◆ YOUR INSTRUCTIONS:
Restate, word for word, all of the material shown below.

--- start EXERCISE INPUTS ---

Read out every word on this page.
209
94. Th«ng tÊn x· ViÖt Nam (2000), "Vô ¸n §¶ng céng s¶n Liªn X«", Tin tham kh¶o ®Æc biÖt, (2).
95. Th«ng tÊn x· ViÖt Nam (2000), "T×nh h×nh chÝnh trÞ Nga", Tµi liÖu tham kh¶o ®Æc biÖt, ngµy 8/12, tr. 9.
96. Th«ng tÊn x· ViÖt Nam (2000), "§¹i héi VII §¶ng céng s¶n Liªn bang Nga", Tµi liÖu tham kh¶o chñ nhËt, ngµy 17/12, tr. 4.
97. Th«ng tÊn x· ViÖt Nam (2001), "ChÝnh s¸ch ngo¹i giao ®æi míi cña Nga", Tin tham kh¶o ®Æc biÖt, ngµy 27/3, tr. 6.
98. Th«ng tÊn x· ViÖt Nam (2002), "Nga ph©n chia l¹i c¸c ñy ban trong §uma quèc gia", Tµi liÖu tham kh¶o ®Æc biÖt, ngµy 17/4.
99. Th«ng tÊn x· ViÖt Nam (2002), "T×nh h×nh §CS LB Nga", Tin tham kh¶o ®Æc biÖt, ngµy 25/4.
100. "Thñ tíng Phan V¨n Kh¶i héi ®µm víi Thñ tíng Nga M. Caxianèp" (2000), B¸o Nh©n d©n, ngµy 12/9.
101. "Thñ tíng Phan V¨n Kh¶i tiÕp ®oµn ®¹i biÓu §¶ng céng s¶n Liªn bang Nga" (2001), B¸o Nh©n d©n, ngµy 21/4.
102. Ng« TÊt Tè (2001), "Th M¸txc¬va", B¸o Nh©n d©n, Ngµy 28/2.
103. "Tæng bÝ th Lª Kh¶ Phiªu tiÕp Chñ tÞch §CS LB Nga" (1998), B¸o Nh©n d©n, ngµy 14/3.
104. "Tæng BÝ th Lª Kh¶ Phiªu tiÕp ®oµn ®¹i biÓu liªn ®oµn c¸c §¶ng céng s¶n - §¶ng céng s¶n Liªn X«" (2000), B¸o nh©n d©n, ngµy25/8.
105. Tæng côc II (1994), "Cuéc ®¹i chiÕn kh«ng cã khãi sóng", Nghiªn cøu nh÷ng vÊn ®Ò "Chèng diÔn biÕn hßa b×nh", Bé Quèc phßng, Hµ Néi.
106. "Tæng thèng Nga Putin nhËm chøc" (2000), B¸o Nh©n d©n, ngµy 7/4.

--- end EXERCISE INPUTS ---

◆ RESPONSE:
Read out every word on this page.
209
94. Th«ng tÊn x· ViÖt Nam (2000), "Vô ¸n §¶ng céng s¶n Liªn X«", Tin tham kh¶o ®Æc biÖt, (2).
95. Th«ng tÊn x· ViÖt Nam (2000), "T×nh h×nh chÝnh trÞ Nga", Tµi liÖu tham kh¶o ®Æc biÖt, ngµy 8/12, tr. 9.
96. Th«ng tÊn x· ViÖt Nam (2000), "§¹i héi VII §¶ng céng s¶n Liªn bang Nga", Tµi liÖu tham kh¶o chñ nhËt, ngµy 17/12, tr. 4.
97. Th«ng tÊn x· ViÖt Nam (2001), "ChÝnh s¸ch ngo¹i giao ®æi míi cña Nga", Tin tham kh¶o ®Æc biÖt, ngµy 27/3, tr. 6.
98. Th«ng tÊn x· ViÖt Nam (2002), "Nga ph©n chia l¹i c¸c ñy ban trong §uma quèc gia", Tµi liÖu tham kh¶o ®Æc biÖt, ngµy 17/4.
99. Th«ng tÊn x· ViÖt Nam (2002), "T×nh h×nh §CS LB Nga", Tin tham kh¶o ®Æc biÖt, ngµy 25/4.
100. "Thñ tíng Phan V¨n Kh¶i héi ®µm víi Thñ tíng Nga M. Caxianèp" (2000), B¸o Nh©n d©n, ngµy 12/9.
101. "Thñ tíng Phan V¨n Kh¶i tiÕp ®oµn ®¹i biÓu §¶ng céng s¶n Liªn bang Nga" (2001), B¸o Nh©n d©n, ngµy 21/4.
102. Ng« TÊt Tè (2001), "Th M¸txc¬va", B¸o Nh©n d©n, Ngµy 28/2.
103. "Tæng bÝ th Lª Kh¶ Phiªu tiÕp Chñ tÞch §CS LB Nga" (1998), B¸o Nh©n d©n, ngµy 14/3.
104. "Tæng BÝ th Lª Kh¶ Phiªu tiÕp ®oµn ®¹i biÓu liªn ®oµn c¸c §¶ng céng s¶n - §¶ng céng s¶n Liªn X«" (2000), B¸o nh©n d©n, ngµy25/8.
105. Tæng côc II (1994), "Cuéc ®¹i chiÕn kh«ng cã khãi sóng", Nghiªn cøu nh÷ng vÊn ®Ò "Chèng diÔn biÕn hßa b×nh", Bé Quèc phßng, Hµ Néi.
106. "Tæng thèng Nga Putin nhËm chøc" (2000), B¸o Nh©n d©n, ngµy 7/4.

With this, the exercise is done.